» **Data listing**
- - - -
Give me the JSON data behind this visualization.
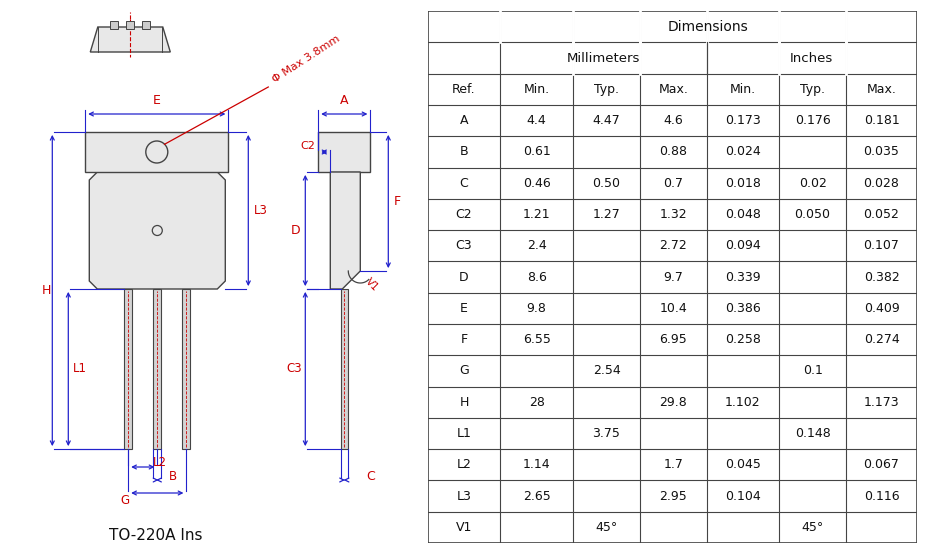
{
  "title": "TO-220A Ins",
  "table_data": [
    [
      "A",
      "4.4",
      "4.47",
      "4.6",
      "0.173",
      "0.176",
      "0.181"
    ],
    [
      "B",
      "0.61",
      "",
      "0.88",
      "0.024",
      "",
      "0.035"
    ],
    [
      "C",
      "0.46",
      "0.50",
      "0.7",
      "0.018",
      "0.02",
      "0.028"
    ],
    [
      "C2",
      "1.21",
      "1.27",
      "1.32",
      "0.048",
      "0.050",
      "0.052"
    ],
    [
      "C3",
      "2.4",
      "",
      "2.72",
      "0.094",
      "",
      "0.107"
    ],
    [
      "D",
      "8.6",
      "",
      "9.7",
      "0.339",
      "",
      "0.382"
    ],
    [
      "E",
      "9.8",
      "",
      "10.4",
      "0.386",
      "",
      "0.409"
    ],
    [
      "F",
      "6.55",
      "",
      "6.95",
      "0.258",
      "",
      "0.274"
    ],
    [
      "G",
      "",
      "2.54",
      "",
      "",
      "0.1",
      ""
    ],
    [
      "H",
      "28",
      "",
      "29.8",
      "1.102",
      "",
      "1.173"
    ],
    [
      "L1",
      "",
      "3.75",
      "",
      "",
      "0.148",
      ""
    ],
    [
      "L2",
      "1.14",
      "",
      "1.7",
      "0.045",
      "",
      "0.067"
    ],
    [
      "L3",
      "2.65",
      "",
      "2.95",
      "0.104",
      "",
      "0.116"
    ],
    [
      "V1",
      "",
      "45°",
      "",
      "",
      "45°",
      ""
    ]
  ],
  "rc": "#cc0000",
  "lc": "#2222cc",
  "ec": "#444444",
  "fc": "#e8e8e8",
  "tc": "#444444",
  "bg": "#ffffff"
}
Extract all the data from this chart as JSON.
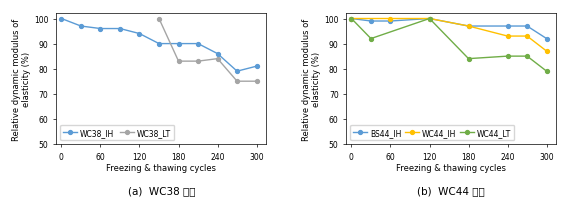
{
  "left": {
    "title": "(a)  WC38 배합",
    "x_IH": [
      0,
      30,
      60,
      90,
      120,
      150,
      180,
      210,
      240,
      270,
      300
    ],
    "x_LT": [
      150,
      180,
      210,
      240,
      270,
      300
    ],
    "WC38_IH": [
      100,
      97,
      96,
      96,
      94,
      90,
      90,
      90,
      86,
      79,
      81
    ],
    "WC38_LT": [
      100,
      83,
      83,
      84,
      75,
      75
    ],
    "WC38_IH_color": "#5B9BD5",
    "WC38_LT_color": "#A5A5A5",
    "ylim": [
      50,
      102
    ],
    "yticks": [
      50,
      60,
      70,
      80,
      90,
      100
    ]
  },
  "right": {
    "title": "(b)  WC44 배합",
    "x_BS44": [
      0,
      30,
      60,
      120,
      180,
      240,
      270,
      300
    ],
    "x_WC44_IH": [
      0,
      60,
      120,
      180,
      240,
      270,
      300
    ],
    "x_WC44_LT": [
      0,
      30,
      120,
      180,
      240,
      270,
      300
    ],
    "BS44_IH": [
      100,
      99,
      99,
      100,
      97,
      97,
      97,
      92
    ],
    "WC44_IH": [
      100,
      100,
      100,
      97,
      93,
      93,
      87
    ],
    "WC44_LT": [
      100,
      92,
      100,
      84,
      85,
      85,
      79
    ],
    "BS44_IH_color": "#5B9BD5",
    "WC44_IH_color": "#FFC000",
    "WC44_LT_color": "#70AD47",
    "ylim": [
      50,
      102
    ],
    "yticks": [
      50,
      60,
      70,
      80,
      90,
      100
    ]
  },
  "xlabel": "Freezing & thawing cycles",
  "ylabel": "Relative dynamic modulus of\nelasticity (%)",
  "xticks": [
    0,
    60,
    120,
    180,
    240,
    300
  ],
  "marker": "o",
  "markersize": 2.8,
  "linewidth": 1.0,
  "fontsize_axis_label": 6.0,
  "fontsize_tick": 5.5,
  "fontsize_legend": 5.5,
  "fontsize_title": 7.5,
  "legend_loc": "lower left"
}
- - - -
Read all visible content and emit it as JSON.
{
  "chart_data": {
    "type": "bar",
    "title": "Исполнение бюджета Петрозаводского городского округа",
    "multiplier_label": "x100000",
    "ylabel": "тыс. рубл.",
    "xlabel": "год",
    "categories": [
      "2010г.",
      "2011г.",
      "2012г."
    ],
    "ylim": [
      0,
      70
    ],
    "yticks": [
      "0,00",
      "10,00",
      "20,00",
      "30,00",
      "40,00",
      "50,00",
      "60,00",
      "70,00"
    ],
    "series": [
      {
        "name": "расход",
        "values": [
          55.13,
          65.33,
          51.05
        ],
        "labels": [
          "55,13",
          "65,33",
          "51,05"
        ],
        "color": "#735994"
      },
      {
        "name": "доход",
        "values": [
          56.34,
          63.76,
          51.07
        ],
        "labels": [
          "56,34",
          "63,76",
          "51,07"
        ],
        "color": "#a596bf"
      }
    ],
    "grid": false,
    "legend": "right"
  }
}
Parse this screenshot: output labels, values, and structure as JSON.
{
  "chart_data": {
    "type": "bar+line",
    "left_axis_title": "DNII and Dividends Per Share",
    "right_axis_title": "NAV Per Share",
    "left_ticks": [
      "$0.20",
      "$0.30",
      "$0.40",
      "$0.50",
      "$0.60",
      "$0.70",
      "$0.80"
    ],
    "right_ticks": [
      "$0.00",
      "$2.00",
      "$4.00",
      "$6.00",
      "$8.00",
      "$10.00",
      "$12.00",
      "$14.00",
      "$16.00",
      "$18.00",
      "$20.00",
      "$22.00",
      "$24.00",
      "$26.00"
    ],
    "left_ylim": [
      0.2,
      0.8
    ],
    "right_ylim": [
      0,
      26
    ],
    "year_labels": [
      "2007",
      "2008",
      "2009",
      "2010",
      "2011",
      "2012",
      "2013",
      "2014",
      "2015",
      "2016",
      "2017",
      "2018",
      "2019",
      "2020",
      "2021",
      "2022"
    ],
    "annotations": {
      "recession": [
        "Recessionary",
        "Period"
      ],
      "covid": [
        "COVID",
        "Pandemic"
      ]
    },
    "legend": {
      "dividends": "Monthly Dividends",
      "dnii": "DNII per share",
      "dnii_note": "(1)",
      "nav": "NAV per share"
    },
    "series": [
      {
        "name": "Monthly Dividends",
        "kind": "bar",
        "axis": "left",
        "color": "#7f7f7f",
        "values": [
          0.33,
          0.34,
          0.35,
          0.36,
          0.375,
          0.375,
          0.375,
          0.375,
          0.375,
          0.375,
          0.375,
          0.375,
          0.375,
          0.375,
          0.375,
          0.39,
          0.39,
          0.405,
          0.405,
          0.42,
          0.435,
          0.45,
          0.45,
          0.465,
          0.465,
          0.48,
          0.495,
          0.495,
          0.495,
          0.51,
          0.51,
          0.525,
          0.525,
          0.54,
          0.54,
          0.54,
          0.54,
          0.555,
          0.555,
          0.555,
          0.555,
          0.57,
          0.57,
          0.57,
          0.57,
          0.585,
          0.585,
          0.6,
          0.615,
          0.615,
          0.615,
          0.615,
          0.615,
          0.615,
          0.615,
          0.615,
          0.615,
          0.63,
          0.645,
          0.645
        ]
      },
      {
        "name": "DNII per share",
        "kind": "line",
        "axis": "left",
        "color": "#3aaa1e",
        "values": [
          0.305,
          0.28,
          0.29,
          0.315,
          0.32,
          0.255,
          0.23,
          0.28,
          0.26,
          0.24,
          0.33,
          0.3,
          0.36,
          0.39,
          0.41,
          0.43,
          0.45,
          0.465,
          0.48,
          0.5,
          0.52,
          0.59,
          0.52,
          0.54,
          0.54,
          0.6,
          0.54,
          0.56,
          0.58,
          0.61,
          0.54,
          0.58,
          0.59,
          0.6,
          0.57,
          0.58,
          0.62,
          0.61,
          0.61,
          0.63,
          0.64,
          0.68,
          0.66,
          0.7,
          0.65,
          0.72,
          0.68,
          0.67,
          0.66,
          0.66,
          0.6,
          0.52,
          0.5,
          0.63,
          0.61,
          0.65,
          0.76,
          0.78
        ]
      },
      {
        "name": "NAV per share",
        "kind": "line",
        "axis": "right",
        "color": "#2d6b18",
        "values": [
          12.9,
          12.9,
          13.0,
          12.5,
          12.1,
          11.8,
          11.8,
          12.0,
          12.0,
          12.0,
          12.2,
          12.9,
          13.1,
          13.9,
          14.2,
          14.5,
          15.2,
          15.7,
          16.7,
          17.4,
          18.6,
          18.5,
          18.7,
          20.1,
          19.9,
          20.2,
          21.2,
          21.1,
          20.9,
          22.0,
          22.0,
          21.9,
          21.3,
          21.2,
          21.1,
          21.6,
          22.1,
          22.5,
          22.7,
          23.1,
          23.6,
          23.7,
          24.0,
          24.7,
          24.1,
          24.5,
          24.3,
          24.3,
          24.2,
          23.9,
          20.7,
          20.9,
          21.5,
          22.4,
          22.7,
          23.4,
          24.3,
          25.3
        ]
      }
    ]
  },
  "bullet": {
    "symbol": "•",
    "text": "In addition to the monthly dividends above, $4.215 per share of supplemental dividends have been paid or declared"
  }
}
- - - -
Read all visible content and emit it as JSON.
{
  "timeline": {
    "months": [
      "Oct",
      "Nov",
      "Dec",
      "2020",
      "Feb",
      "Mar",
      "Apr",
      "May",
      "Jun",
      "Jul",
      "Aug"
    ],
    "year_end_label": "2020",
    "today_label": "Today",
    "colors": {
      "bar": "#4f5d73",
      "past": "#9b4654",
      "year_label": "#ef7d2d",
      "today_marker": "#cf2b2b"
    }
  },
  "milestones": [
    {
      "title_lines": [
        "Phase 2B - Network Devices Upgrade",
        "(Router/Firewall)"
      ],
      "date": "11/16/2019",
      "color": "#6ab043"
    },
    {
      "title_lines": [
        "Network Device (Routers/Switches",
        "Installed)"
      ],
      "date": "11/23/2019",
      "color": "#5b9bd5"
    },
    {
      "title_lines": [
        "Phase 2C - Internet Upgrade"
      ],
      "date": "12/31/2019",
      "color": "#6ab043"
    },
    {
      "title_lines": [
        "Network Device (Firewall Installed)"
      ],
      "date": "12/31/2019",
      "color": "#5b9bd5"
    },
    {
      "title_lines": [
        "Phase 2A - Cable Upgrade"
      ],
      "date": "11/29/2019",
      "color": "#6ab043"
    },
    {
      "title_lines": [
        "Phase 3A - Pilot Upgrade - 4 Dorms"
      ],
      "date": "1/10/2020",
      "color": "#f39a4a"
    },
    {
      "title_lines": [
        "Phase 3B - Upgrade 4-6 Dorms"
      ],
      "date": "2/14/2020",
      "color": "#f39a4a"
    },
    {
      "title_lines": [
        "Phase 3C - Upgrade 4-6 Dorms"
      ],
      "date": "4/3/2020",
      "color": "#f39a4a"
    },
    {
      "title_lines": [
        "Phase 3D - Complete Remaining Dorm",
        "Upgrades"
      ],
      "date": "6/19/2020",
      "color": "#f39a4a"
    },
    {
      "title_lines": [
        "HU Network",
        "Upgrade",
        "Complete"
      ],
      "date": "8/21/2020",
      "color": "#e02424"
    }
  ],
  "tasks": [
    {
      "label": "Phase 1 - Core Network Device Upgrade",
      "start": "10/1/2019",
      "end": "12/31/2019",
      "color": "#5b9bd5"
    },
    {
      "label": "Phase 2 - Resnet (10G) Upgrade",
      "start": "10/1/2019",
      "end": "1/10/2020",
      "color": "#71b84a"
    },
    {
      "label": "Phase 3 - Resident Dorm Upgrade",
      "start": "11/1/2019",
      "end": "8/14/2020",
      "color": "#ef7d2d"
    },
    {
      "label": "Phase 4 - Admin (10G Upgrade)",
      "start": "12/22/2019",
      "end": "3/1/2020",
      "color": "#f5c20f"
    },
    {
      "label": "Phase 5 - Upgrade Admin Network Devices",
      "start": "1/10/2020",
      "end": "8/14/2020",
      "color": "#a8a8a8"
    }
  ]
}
- - - -
» **What you need to do**
Identify and copy the lines holding the word "Admin".

» **The solution**
      "label": "Phase 4 - Admin (10G Upgrade)",
      "label": "Phase 5 - Upgrade Admin Network Devices",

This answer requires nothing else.